Figure data in JSON:
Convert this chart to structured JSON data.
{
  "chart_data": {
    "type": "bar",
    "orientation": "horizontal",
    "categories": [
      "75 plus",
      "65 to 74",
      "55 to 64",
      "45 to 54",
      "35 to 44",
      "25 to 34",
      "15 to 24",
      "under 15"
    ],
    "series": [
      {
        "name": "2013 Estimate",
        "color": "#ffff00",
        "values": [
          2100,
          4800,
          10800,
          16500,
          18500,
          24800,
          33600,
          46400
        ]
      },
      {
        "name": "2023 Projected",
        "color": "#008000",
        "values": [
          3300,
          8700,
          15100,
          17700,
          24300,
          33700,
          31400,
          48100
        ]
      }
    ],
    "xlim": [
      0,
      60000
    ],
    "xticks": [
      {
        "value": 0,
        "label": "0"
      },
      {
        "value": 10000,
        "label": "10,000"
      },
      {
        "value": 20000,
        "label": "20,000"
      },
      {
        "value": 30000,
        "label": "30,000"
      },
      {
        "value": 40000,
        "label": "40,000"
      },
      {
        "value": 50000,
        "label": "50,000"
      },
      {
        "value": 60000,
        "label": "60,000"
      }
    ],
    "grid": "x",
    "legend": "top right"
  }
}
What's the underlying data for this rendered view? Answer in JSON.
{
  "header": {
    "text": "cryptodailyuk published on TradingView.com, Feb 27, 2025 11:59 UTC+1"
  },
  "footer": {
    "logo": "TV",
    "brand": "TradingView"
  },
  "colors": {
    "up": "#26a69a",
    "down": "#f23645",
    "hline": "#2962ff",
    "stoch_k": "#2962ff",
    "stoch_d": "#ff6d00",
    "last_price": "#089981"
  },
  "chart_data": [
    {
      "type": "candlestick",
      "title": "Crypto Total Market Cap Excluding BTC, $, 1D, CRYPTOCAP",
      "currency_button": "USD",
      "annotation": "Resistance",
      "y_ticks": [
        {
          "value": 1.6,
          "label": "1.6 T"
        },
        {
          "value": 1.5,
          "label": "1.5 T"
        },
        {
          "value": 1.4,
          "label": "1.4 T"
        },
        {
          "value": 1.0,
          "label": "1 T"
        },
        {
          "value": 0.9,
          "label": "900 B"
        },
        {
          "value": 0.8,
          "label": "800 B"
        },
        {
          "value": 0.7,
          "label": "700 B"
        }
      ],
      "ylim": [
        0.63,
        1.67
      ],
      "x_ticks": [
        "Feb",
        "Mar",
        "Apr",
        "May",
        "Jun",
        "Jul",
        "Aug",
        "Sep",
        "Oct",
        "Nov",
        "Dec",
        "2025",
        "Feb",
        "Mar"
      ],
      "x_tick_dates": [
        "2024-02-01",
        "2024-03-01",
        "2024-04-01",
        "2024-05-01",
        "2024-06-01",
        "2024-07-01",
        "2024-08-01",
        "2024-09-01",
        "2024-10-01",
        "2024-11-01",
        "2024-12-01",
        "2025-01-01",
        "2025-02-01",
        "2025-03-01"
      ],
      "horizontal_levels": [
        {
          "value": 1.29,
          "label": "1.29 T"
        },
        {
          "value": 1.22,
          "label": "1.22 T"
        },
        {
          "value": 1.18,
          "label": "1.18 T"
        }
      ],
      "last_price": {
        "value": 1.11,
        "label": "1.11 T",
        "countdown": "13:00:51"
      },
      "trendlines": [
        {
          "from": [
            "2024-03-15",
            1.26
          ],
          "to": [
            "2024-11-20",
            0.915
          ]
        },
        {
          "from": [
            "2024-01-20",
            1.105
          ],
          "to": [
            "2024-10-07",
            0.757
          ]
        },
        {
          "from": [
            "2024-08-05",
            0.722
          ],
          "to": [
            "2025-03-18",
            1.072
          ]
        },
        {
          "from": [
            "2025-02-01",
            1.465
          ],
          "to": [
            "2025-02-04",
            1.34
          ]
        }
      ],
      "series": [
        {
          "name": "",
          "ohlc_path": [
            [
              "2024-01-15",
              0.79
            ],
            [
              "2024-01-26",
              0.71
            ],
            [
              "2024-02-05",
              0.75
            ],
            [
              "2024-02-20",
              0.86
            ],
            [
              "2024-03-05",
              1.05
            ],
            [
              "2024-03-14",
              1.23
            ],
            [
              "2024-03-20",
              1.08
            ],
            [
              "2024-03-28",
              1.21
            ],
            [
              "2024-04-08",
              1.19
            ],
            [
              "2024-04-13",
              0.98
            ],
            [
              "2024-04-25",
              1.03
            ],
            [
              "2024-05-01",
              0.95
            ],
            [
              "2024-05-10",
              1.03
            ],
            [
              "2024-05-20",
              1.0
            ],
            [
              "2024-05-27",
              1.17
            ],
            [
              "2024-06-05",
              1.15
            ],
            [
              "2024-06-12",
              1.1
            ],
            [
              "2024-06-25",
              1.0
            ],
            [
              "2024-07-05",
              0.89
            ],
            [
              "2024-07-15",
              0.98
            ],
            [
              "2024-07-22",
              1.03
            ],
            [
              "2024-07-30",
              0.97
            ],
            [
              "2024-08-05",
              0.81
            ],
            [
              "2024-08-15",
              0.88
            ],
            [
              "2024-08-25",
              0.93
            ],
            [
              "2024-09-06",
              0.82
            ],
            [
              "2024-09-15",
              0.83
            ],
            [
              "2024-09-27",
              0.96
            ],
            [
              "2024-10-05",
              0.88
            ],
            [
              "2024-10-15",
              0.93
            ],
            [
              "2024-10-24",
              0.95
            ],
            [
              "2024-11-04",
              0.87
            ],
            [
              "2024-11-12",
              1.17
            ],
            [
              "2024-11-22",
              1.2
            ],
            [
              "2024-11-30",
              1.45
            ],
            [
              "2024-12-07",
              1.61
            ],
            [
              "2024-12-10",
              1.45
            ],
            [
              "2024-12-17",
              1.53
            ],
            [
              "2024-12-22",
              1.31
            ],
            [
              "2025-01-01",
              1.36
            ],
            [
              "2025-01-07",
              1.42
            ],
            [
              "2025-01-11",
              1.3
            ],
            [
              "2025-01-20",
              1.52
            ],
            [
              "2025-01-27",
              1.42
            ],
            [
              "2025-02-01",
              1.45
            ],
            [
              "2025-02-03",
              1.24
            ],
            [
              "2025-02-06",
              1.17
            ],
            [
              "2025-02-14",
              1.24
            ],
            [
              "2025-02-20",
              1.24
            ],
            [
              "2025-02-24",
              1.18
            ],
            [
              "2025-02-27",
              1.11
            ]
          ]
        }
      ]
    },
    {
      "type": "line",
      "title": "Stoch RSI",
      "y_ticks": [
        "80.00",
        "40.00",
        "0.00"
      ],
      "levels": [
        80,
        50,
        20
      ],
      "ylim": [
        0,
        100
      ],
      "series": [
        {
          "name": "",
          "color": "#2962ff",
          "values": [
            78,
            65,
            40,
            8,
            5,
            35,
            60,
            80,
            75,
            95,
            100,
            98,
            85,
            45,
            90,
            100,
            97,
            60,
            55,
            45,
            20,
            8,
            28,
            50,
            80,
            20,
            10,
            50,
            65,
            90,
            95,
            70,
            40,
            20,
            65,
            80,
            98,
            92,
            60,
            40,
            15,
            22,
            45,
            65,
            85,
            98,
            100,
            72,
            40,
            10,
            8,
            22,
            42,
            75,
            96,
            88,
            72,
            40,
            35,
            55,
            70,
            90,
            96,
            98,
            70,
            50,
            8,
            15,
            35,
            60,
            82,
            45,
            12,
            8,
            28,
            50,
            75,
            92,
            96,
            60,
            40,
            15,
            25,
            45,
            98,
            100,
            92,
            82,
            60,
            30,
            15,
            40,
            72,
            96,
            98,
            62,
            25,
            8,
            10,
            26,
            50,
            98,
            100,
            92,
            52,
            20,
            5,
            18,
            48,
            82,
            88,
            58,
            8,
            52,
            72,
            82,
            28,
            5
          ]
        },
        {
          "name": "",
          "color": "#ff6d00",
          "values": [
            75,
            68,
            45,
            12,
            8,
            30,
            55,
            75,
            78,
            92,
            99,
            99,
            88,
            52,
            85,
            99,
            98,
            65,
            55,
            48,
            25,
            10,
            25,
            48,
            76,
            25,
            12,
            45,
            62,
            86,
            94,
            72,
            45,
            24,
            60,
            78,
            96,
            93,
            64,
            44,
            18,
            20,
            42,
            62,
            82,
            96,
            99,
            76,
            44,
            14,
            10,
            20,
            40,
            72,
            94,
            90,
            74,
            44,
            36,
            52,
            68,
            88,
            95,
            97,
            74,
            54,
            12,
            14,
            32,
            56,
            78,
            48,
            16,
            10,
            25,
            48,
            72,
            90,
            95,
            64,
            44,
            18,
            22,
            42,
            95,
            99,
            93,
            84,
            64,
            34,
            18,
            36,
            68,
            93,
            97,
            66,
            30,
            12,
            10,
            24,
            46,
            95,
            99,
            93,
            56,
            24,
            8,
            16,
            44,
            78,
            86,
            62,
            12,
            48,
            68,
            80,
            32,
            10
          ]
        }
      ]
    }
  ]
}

— Work to complete —
In the records above, locate each line with the word "type". Copy all such lines.

— Output below —
    "type": "bar",
      "type": "candlestick",
      "type": "line",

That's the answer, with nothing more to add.